◆ Task to complete ◆
Go through the entries and transcribe each one exactly, dropping the pictures.

---------------

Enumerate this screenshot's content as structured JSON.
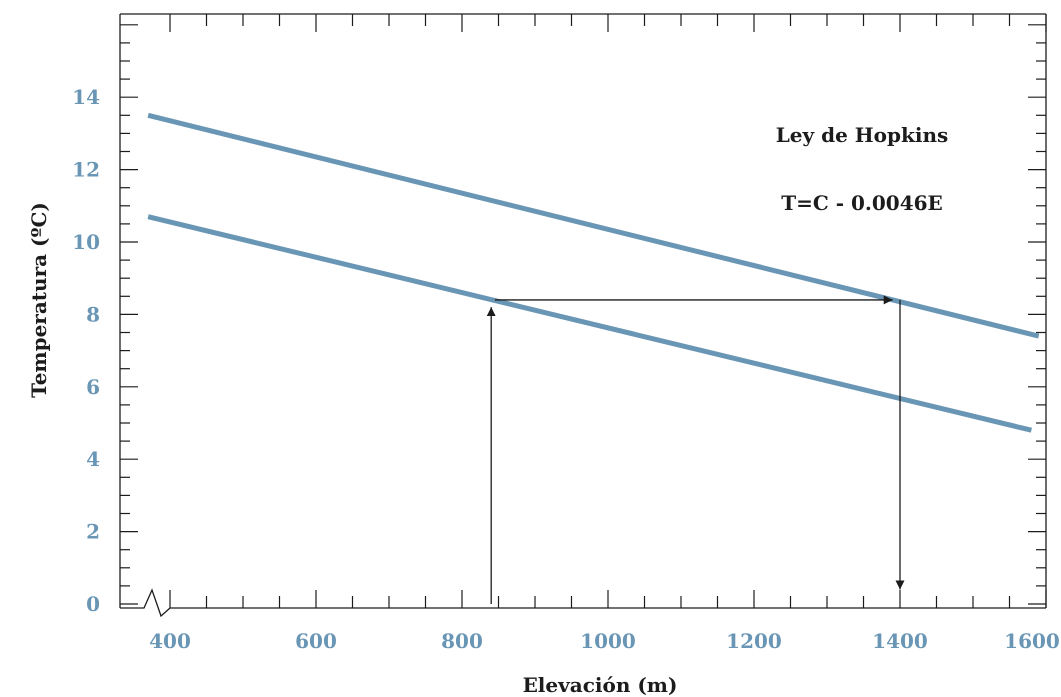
{
  "chart_data": {
    "type": "line",
    "title": "",
    "xlabel": "Elevación (m)",
    "ylabel": "Temperatura (ºC)",
    "xlim": [
      350,
      1620
    ],
    "ylim": [
      0,
      16
    ],
    "x_ticks": [
      400,
      600,
      800,
      1000,
      1200,
      1400,
      1600
    ],
    "y_ticks": [
      0,
      2,
      4,
      6,
      8,
      10,
      12,
      14
    ],
    "grid": false,
    "axis_break": true,
    "series": [
      {
        "name": "",
        "x": [
          370,
          1590
        ],
        "y": [
          13.5,
          7.4
        ]
      },
      {
        "name": "",
        "x": [
          370,
          1580
        ],
        "y": [
          10.7,
          4.8
        ]
      }
    ],
    "annotations": [
      {
        "text": "Ley de Hopkins"
      },
      {
        "text": "T=C - 0.0046E"
      }
    ],
    "arrows": [
      {
        "from": [
          840,
          0
        ],
        "to": [
          840,
          8.2
        ]
      },
      {
        "from": [
          845,
          8.4
        ],
        "to": [
          1390,
          8.4
        ]
      },
      {
        "from": [
          1400,
          8.4
        ],
        "to": [
          1400,
          0.4
        ]
      }
    ],
    "colors": {
      "line": "#6a96b5",
      "tick_label": "#6a96b5",
      "frame": "#1c1c1c",
      "arrow": "#1c1c1c"
    }
  }
}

---------------

◆ Output of the exercise ◆
Enumerate this screenshot's content as structured JSON.
{
  "chart_data": {
    "type": "line",
    "title": "",
    "xlabel": "Elevación (m)",
    "ylabel": "Temperatura (ºC)",
    "xlim": [
      350,
      1620
    ],
    "ylim": [
      0,
      16
    ],
    "x_ticks": [
      400,
      600,
      800,
      1000,
      1200,
      1400,
      1600
    ],
    "y_ticks": [
      0,
      2,
      4,
      6,
      8,
      10,
      12,
      14
    ],
    "grid": false,
    "axis_break": true,
    "series": [
      {
        "name": "",
        "x": [
          370,
          1590
        ],
        "y": [
          13.5,
          7.4
        ]
      },
      {
        "name": "",
        "x": [
          370,
          1580
        ],
        "y": [
          10.7,
          4.8
        ]
      }
    ],
    "annotations": [
      {
        "text": "Ley de Hopkins"
      },
      {
        "text": "T=C - 0.0046E"
      }
    ],
    "arrows": [
      {
        "from": [
          840,
          0
        ],
        "to": [
          840,
          8.2
        ]
      },
      {
        "from": [
          845,
          8.4
        ],
        "to": [
          1390,
          8.4
        ]
      },
      {
        "from": [
          1400,
          8.4
        ],
        "to": [
          1400,
          0.4
        ]
      }
    ],
    "colors": {
      "line": "#6a96b5",
      "tick_label": "#6a96b5",
      "frame": "#1c1c1c",
      "arrow": "#1c1c1c"
    }
  }
}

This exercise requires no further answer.